— start Information shown —
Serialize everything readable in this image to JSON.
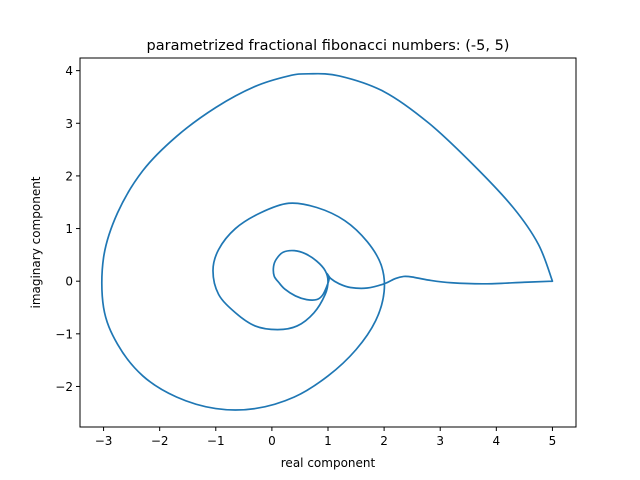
{
  "chart_data": {
    "type": "line",
    "title": "parametrized fractional fibonacci numbers: (-5, 5)",
    "xlabel": "real component",
    "ylabel": "imaginary component",
    "xlim": [
      -3.42,
      5.42
    ],
    "ylim": [
      -2.77,
      4.24
    ],
    "xticks": [
      -3,
      -2,
      -1,
      0,
      1,
      2,
      3,
      4,
      5
    ],
    "yticks": [
      -2,
      -1,
      0,
      1,
      2,
      3,
      4
    ],
    "xtick_labels": [
      "−3",
      "−2",
      "−1",
      "0",
      "1",
      "2",
      "3",
      "4",
      "5"
    ],
    "ytick_labels": [
      "−2",
      "−1",
      "0",
      "1",
      "2",
      "3",
      "4"
    ],
    "grid": false,
    "series": [
      {
        "color": "#1f77b4",
        "x": [
          5.0,
          4.5,
          3.8,
          3.2,
          2.8,
          2.5,
          2.35,
          2.2,
          2.0,
          1.7,
          1.4,
          1.2,
          1.05,
          0.98,
          1.02,
          0.97,
          0.9,
          0.8,
          0.62,
          0.42,
          0.23,
          0.12,
          0.04,
          0.03,
          0.08,
          0.2,
          0.4,
          0.6,
          0.8,
          0.95,
          1.0,
          0.95,
          0.75,
          0.45,
          0.1,
          -0.3,
          -0.65,
          -0.95,
          -1.05,
          -0.95,
          -0.65,
          -0.2,
          0.3,
          0.8,
          1.3,
          1.7,
          1.95,
          2.0,
          1.85,
          1.5,
          1.0,
          0.4,
          -0.3,
          -1.0,
          -1.7,
          -2.3,
          -2.75,
          -3.0,
          -3.0,
          -2.75,
          -2.3,
          -1.7,
          -1.0,
          -0.3,
          0.3,
          0.65,
          1.2,
          2.0,
          2.8,
          3.6,
          4.3,
          4.75,
          5.0
        ],
        "y": [
          0.0,
          -0.02,
          -0.05,
          -0.03,
          0.02,
          0.08,
          0.09,
          0.05,
          -0.05,
          -0.13,
          -0.12,
          -0.05,
          0.05,
          0.15,
          0.05,
          -0.12,
          -0.27,
          -0.35,
          -0.35,
          -0.28,
          -0.15,
          -0.02,
          0.1,
          0.28,
          0.42,
          0.55,
          0.58,
          0.52,
          0.38,
          0.2,
          0.0,
          -0.25,
          -0.6,
          -0.85,
          -0.92,
          -0.85,
          -0.6,
          -0.25,
          0.2,
          0.6,
          1.0,
          1.3,
          1.48,
          1.4,
          1.15,
          0.75,
          0.3,
          -0.2,
          -0.75,
          -1.3,
          -1.8,
          -2.2,
          -2.42,
          -2.42,
          -2.2,
          -1.8,
          -1.2,
          -0.5,
          0.45,
          1.3,
          2.1,
          2.75,
          3.3,
          3.7,
          3.9,
          3.94,
          3.9,
          3.6,
          3.0,
          2.2,
          1.4,
          0.7,
          0.0
        ]
      }
    ]
  }
}
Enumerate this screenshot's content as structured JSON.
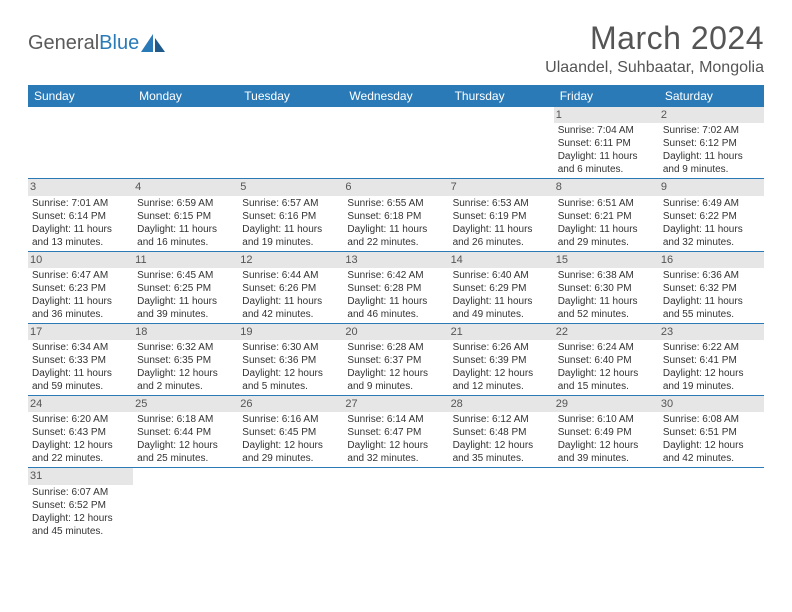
— end Information shown —
Without the pictures, reproduce every line of the records above exactly.

Response to this task:
Serialize everything readable in this image to JSON.
{
  "chart_data": {
    "type": "line",
    "title": "parametrized fractional fibonacci numbers: (-5, 5)",
    "xlabel": "real component",
    "ylabel": "imaginary component",
    "xlim": [
      -3.42,
      5.42
    ],
    "ylim": [
      -2.77,
      4.24
    ],
    "xticks": [
      -3,
      -2,
      -1,
      0,
      1,
      2,
      3,
      4,
      5
    ],
    "yticks": [
      -2,
      -1,
      0,
      1,
      2,
      3,
      4
    ],
    "xtick_labels": [
      "−3",
      "−2",
      "−1",
      "0",
      "1",
      "2",
      "3",
      "4",
      "5"
    ],
    "ytick_labels": [
      "−2",
      "−1",
      "0",
      "1",
      "2",
      "3",
      "4"
    ],
    "grid": false,
    "series": [
      {
        "color": "#1f77b4",
        "x": [
          5.0,
          4.5,
          3.8,
          3.2,
          2.8,
          2.5,
          2.35,
          2.2,
          2.0,
          1.7,
          1.4,
          1.2,
          1.05,
          0.98,
          1.02,
          0.97,
          0.9,
          0.8,
          0.62,
          0.42,
          0.23,
          0.12,
          0.04,
          0.03,
          0.08,
          0.2,
          0.4,
          0.6,
          0.8,
          0.95,
          1.0,
          0.95,
          0.75,
          0.45,
          0.1,
          -0.3,
          -0.65,
          -0.95,
          -1.05,
          -0.95,
          -0.65,
          -0.2,
          0.3,
          0.8,
          1.3,
          1.7,
          1.95,
          2.0,
          1.85,
          1.5,
          1.0,
          0.4,
          -0.3,
          -1.0,
          -1.7,
          -2.3,
          -2.75,
          -3.0,
          -3.0,
          -2.75,
          -2.3,
          -1.7,
          -1.0,
          -0.3,
          0.3,
          0.65,
          1.2,
          2.0,
          2.8,
          3.6,
          4.3,
          4.75,
          5.0
        ],
        "y": [
          0.0,
          -0.02,
          -0.05,
          -0.03,
          0.02,
          0.08,
          0.09,
          0.05,
          -0.05,
          -0.13,
          -0.12,
          -0.05,
          0.05,
          0.15,
          0.05,
          -0.12,
          -0.27,
          -0.35,
          -0.35,
          -0.28,
          -0.15,
          -0.02,
          0.1,
          0.28,
          0.42,
          0.55,
          0.58,
          0.52,
          0.38,
          0.2,
          0.0,
          -0.25,
          -0.6,
          -0.85,
          -0.92,
          -0.85,
          -0.6,
          -0.25,
          0.2,
          0.6,
          1.0,
          1.3,
          1.48,
          1.4,
          1.15,
          0.75,
          0.3,
          -0.2,
          -0.75,
          -1.3,
          -1.8,
          -2.2,
          -2.42,
          -2.42,
          -2.2,
          -1.8,
          -1.2,
          -0.5,
          0.45,
          1.3,
          2.1,
          2.75,
          3.3,
          3.7,
          3.9,
          3.94,
          3.9,
          3.6,
          3.0,
          2.2,
          1.4,
          0.7,
          0.0
        ]
      }
    ]
  }
}
Enumerate this screenshot's content as structured JSON.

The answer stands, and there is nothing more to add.